TEXT

Renaissance Swordsmanship
and our Western Martial Heritage


Adapted from Renaissance Swordsmanship: The Illustrated Use of Rapiers and Cut & Thrust Sword (Paladin Press, 1997) by John Clements

When it comes to our Western martial heritage there is a high degree of common myth, misconception, and error that needs to be addressed.  This is the case particularly in reference to Renaissance martial arts and its forms of historical swordsmanship.

At the time, there arose in Europe a distinction between those swords intended for war and those for personal self-defense.  Social forces had begun to allow commoners to not only be able to afford and legally own their own swords, but to wear them in the crowded and expanding cities.  Additionally, the transformation of warfare by firearms and the breakdown of the old feudal order limited the avenues for both redress of personal grievance and exhibition of martial skill.  The result was an explosion in the popularity of dueling.  This in turn caused a renewed interest in the personal "Art of the Sword".  Combined with the new "sciences" then coming into vogue, a systematic approach to studying swordsmanship swept Western Europe.  This was to climax later in the methods of the "cut & thrust sword" and the development of its cousin, the thrusting "rapier" with its unique manner of fence.

GOALS
A: In the passage on Renaissance swordsmanship, what was the result once firearms and the breakdown of the feudal order limited ways to settle personal grievances and show martial skill?
B: Please write the next part of the passage on Renaissance swordsmanship, picking up after its final sentence.
The listing that comes next is separate material and is not part of the passage on Renaissance swordsmanship.

Stored data
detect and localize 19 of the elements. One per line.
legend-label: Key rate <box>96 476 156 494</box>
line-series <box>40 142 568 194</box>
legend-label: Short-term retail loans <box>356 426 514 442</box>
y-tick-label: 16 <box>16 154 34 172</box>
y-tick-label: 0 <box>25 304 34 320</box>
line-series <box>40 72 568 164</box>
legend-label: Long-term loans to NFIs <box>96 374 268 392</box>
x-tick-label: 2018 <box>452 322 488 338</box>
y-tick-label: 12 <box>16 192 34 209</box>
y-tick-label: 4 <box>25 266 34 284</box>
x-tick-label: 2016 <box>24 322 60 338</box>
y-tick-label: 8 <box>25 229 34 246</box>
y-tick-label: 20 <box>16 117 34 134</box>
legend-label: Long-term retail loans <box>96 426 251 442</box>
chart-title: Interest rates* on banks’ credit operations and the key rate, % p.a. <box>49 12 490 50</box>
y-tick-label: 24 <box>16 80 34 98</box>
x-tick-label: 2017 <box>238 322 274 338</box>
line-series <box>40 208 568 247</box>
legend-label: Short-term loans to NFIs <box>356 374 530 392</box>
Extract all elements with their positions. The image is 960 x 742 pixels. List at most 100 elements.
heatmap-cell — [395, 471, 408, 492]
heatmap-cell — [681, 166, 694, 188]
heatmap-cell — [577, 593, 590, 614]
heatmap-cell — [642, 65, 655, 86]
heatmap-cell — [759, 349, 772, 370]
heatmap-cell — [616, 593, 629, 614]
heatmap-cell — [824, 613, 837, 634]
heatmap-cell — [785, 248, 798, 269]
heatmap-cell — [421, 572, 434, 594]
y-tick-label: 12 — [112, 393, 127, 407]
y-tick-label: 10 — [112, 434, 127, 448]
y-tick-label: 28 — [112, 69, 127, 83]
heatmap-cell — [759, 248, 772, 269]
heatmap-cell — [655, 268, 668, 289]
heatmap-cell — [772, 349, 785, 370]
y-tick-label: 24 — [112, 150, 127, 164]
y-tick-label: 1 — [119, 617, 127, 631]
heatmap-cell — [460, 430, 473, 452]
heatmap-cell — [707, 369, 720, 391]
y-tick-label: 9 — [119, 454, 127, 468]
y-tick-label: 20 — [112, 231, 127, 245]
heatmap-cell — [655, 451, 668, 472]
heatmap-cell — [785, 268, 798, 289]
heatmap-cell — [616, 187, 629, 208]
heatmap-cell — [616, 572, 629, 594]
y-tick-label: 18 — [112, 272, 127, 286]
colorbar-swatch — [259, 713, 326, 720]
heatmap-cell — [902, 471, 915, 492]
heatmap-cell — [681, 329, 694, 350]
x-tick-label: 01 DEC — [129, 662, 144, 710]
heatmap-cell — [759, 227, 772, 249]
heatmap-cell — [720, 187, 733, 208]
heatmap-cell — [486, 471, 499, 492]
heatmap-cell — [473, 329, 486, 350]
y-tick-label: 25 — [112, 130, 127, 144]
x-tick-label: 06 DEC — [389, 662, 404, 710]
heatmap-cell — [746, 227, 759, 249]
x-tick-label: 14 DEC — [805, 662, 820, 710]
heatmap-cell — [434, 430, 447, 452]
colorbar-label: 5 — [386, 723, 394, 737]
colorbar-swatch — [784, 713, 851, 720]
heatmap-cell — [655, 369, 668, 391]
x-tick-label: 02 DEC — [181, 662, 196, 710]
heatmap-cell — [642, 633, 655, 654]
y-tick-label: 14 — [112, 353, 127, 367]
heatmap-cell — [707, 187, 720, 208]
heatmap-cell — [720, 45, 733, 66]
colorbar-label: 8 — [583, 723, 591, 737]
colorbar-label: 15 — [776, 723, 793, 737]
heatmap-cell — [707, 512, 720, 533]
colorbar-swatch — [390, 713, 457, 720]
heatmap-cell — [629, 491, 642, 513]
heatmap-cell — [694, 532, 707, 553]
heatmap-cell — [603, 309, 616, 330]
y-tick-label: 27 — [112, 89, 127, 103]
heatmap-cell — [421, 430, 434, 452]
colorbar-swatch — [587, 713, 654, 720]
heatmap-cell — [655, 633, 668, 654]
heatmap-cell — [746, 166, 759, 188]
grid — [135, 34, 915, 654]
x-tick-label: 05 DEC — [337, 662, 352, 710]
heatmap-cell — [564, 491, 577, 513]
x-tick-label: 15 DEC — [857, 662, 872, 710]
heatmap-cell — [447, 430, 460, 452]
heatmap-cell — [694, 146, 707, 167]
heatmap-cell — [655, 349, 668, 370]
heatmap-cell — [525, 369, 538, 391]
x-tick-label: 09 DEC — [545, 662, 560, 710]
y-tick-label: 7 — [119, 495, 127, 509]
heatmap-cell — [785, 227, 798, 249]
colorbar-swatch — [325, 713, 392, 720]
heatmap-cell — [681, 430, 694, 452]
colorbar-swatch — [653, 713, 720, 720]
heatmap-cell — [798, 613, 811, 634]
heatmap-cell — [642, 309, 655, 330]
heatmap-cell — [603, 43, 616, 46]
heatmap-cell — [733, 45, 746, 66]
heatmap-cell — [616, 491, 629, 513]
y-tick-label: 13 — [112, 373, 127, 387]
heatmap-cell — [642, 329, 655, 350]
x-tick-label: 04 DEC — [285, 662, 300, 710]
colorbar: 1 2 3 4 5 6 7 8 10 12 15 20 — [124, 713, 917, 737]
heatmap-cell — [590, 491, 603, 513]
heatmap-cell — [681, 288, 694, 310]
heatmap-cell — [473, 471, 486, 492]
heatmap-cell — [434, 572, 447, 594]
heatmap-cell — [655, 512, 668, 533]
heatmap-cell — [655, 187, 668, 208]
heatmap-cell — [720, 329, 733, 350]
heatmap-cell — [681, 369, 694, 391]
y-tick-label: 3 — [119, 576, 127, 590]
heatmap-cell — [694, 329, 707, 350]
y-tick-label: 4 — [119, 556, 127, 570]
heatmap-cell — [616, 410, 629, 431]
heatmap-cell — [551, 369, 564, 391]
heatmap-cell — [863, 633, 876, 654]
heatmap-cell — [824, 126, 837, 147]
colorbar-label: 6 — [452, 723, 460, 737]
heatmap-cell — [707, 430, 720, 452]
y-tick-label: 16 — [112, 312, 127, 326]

REPLIES
A: The result was an explosion in the popularity of dueling.

B:
Based on earlier Medieval traditions, new schools of swordsmanship sprang up all across Europe in the Renaissance.  Many schools of fence had unsavory reputations as hang-outs for "ruffians and hoodlums".  Still, many well-respected and highly sought-after instructors, or "Masters of Defence" as they were known, became well respected.  In Germany there were numerous "fectmiesters" (fight masters) and long-lived fighting guilds such as the "Marxbrueder" and the "Federfechter".  They specialized primarily in long-swords and two-handed swords and later, rapiers.  Henry the VII made official a consolidated school of fencing (primarily for sword & buckler) as a legal guild in 1540.  Following the tradition of the old English masters-at-arms, it was known as the "Corporation of the Masters of the Noble Science of Defence" (or just the "London Company of Masters").  It specialized in a range of weaponry and had four levels of student: scholar, free scholar, provost, and master.  Italian and Spanish rapier instructors were eventually also among the most admired across Europe.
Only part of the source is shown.